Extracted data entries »
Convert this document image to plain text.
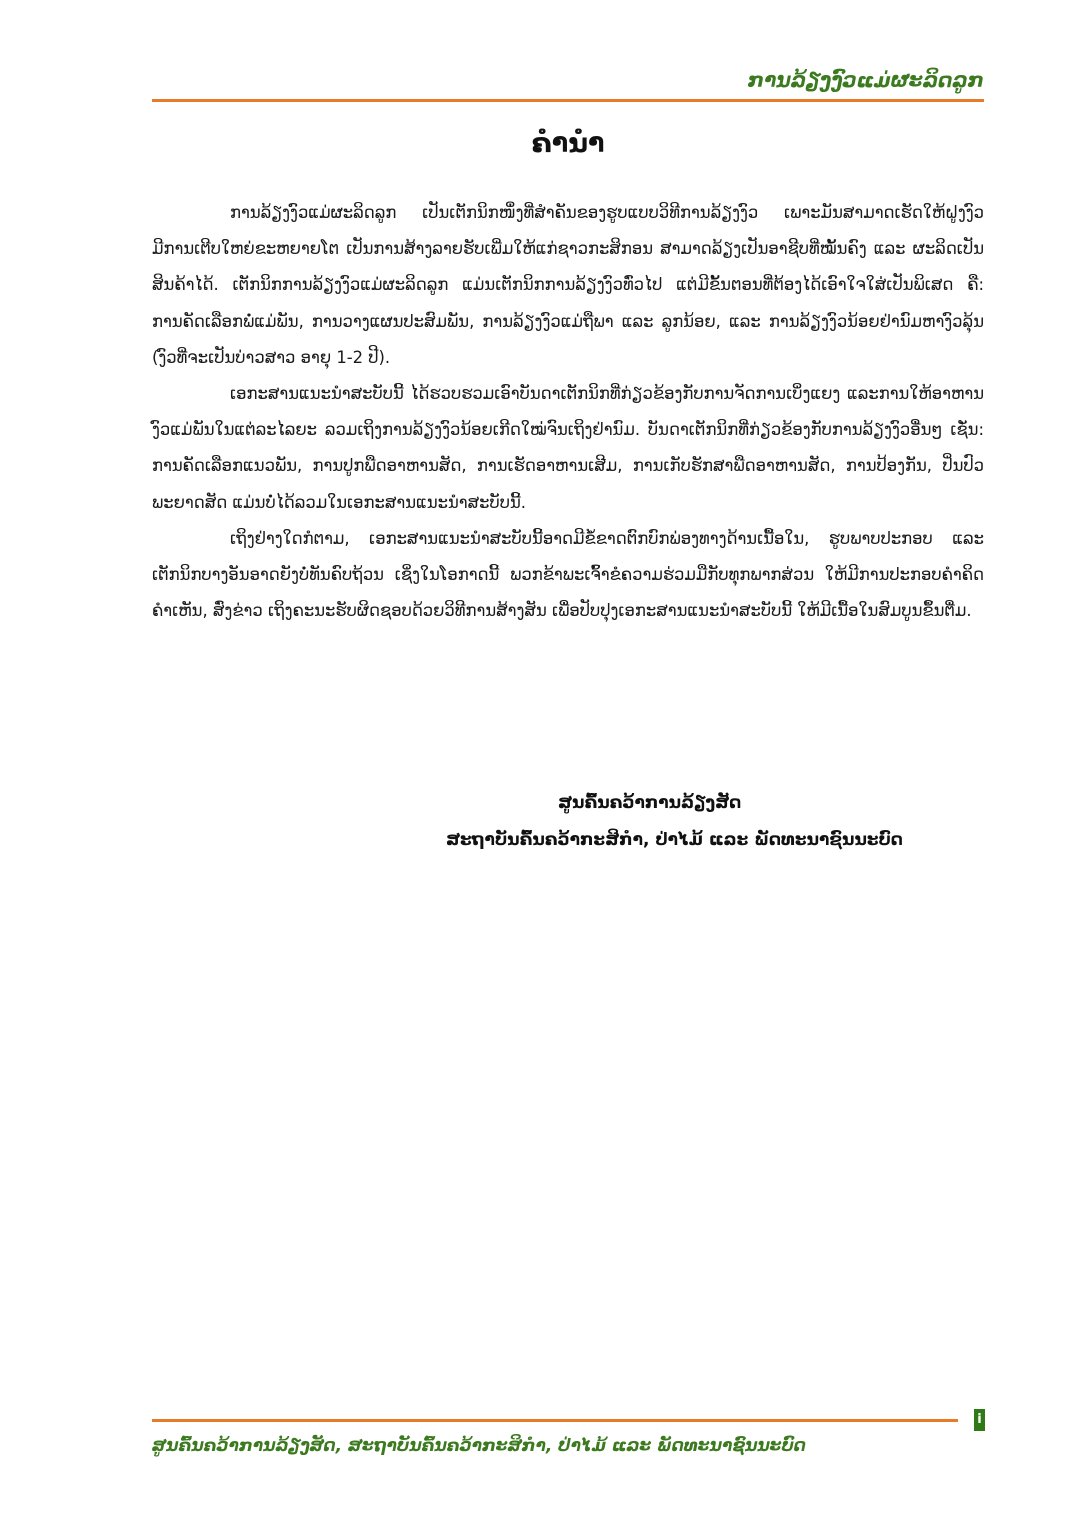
ການລ້ຽງງົວແມ່ຜະລິດລູກ
ຄຳນຳ

ການລ້ຽງງົວແມ່ຜະລິດລູກ ເປັນເຕັກນິກໜຶ່ງທີ່ສຳຄັນຂອງຮູບແບບວິທີການລ້ຽງງົວ ເພາະມັນສາມາດເຮັດໃຫ້ຝູງງົວມີການເຕີບໃຫຍ່ຂະຫຍາຍໂຕ ເປັນການສ້າງລາຍຮັບເພີ່ມໃຫ້ແກ່ຊາວກະສິກອນ ສາມາດລ້ຽງເປັນອາຊີບທີ່ໝັ້ນຄົງ ແລະ ຜະລິດເປັນສິນຄ້າໄດ້. ເຕັກນິກການລ້ຽງງົວແມ່ຜະລິດລູກ ແມ່ນເຕັກນິກການລ້ຽງງົວທົ່ວໄປ ແຕ່ມີຂັ້ນຕອນທີ່ຕ້ອງໄດ້ເອົາໃຈໃສ່ເປັນພິເສດ ຄື: ການຄັດເລືອກພໍ່ແມ່ພັນ, ການວາງແຜນປະສົມພັນ, ການລ້ຽງງົວແມ່ຖືພາ ແລະ ລູກນ້ອຍ, ແລະ ການລ້ຽງງົວນ້ອຍຢ່ານົມຫາງົວລຸ້ນ (ງົວທີ່ຈະເປັນບ່າວສາວ ອາຍຸ 1-2 ປີ).

ເອກະສານແນະນຳສະບັບນີ້ ໄດ້ຮວບຮວມເອົາບັນດາເຕັກນິກທີ່ກ່ຽວຂ້ອງກັບການຈັດການເບິ່ງແຍງ ແລະການໃຫ້ອາຫານງົວແມ່ພັນໃນແຕ່ລະໄລຍະ ລວມເຖິງການລ້ຽງງົວນ້ອຍເກີດໃໝ່ຈົນເຖິງຢ່ານົມ. ບັນດາເຕັກນິກທີ່ກ່ຽວຂ້ອງກັບການລ້ຽງງົວອື່ນໆ ເຊັ່ນ: ການຄັດເລືອກແນວພັນ, ການປູກພືດອາຫານສັດ, ການເຮັດອາຫານເສີມ, ການເກັບຮັກສາພືດອາຫານສັດ, ການປ້ອງກັນ, ປິ່ນປົວພະຍາດສັດ ແມ່ນບໍ່ໄດ້ລວມໃນເອກະສານແນະນຳສະບັບນີ້.

ເຖິງຢ່າງໃດກໍຕາມ, ເອກະສານແນະນຳສະບັບນີ້ອາດມີຂໍ້ຂາດຕົກບົກພ່ອງທາງດ້ານເນື້ອໃນ, ຮູບພາບປະກອບ ແລະ ເຕັກນິກບາງອັນອາດຍັງບໍ່ທັນຄົບຖ້ວນ ເຊິ່ງໃນໂອກາດນີ້ ພວກຂ້າພະເຈົ້າຂໍຄວາມຮ່ວມມືກັບທຸກພາກສ່ວນ ໃຫ້ມີການປະກອບຄຳຄິດຄຳເຫັນ, ສົ່ງຂ່າວ ເຖິງຄະນະຮັບຜິດຊອບດ້ວຍວິທີການສ້າງສັນ ເພື່ອປັບປຸງເອກະສານແນະນຳສະບັບນີ້ ໃຫ້ມີເນື້ອໃນສົມບູນຂຶ້ນຕື່ມ.

ສູນຄົ້ນຄວ້າການລ້ຽງສັດ
ສະຖາບັນຄົ້ນຄວ້າກະສິກຳ, ປ່າໄມ້ ແລະ ພັດທະນາຊົນນະບົດ
i
ສູນຄົ້ນຄວ້າການລ້ຽງສັດ, ສະຖາບັນຄົ້ນຄວ້າກະສິກຳ, ປ່າໄມ້ ແລະ ພັດທະນາຊົນນະບົດ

EXERCISE »
Pull out every line of the records that includes the string "ນນະບ".

RESULT FOR THIS TASK »
ສະຖາບັນຄົ້ນຄວ້າກະສິກຳ, ປ່າໄມ້ ແລະ ພັດທະນາຊົນນະບົດ
ສູນຄົ້ນຄວ້າການລ້ຽງສັດ, ສະຖາບັນຄົ້ນຄວ້າກະສິກຳ, ປ່າໄມ້ ແລະ ພັດທະນາຊົນນະບົດ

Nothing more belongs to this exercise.